DATASET RECORDS ::
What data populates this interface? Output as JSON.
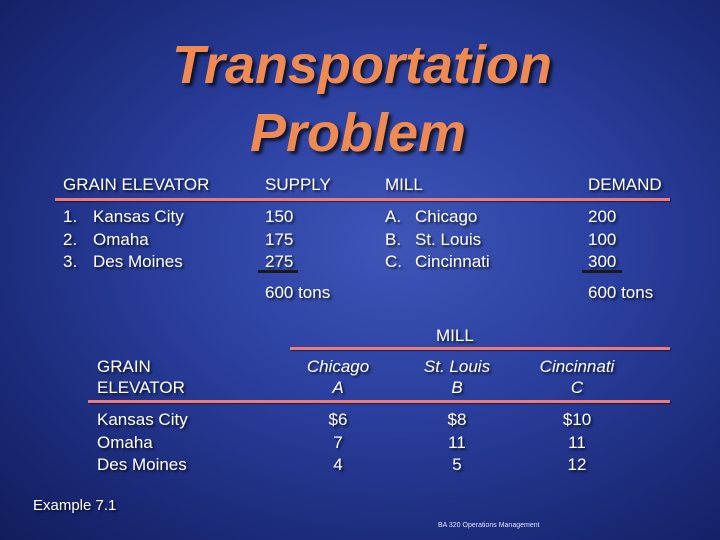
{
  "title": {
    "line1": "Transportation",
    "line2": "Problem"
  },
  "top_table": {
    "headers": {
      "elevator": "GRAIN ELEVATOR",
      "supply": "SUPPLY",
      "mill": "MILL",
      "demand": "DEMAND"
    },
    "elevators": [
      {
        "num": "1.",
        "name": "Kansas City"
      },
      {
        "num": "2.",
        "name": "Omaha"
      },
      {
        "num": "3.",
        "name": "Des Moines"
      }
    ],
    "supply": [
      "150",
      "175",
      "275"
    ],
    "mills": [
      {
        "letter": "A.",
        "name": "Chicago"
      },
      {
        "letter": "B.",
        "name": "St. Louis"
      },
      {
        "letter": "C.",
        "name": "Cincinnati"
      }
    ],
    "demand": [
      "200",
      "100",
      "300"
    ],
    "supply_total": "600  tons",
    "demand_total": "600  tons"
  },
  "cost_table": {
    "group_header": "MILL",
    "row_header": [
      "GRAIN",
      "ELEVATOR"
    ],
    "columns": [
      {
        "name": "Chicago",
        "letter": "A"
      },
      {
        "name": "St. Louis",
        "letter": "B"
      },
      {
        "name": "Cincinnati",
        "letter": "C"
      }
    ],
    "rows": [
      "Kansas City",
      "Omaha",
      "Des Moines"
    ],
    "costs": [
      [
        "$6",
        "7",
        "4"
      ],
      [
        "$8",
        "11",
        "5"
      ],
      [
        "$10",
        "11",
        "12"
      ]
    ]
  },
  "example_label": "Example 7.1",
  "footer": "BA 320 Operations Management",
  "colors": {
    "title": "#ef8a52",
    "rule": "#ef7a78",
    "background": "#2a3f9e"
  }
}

DIRECTIVE ::
Transcribe the material exactly, leaving every picture out.

TASK ANSWER ::
What data populates this interface? Output as JSON.
{
  "title": {
    "line1": "Transportation",
    "line2": "Problem"
  },
  "top_table": {
    "headers": {
      "elevator": "GRAIN ELEVATOR",
      "supply": "SUPPLY",
      "mill": "MILL",
      "demand": "DEMAND"
    },
    "elevators": [
      {
        "num": "1.",
        "name": "Kansas City"
      },
      {
        "num": "2.",
        "name": "Omaha"
      },
      {
        "num": "3.",
        "name": "Des Moines"
      }
    ],
    "supply": [
      "150",
      "175",
      "275"
    ],
    "mills": [
      {
        "letter": "A.",
        "name": "Chicago"
      },
      {
        "letter": "B.",
        "name": "St. Louis"
      },
      {
        "letter": "C.",
        "name": "Cincinnati"
      }
    ],
    "demand": [
      "200",
      "100",
      "300"
    ],
    "supply_total": "600  tons",
    "demand_total": "600  tons"
  },
  "cost_table": {
    "group_header": "MILL",
    "row_header": [
      "GRAIN",
      "ELEVATOR"
    ],
    "columns": [
      {
        "name": "Chicago",
        "letter": "A"
      },
      {
        "name": "St. Louis",
        "letter": "B"
      },
      {
        "name": "Cincinnati",
        "letter": "C"
      }
    ],
    "rows": [
      "Kansas City",
      "Omaha",
      "Des Moines"
    ],
    "costs": [
      [
        "$6",
        "7",
        "4"
      ],
      [
        "$8",
        "11",
        "5"
      ],
      [
        "$10",
        "11",
        "12"
      ]
    ]
  },
  "example_label": "Example 7.1",
  "footer": "BA 320 Operations Management",
  "colors": {
    "title": "#ef8a52",
    "rule": "#ef7a78",
    "background": "#2a3f9e"
  }
}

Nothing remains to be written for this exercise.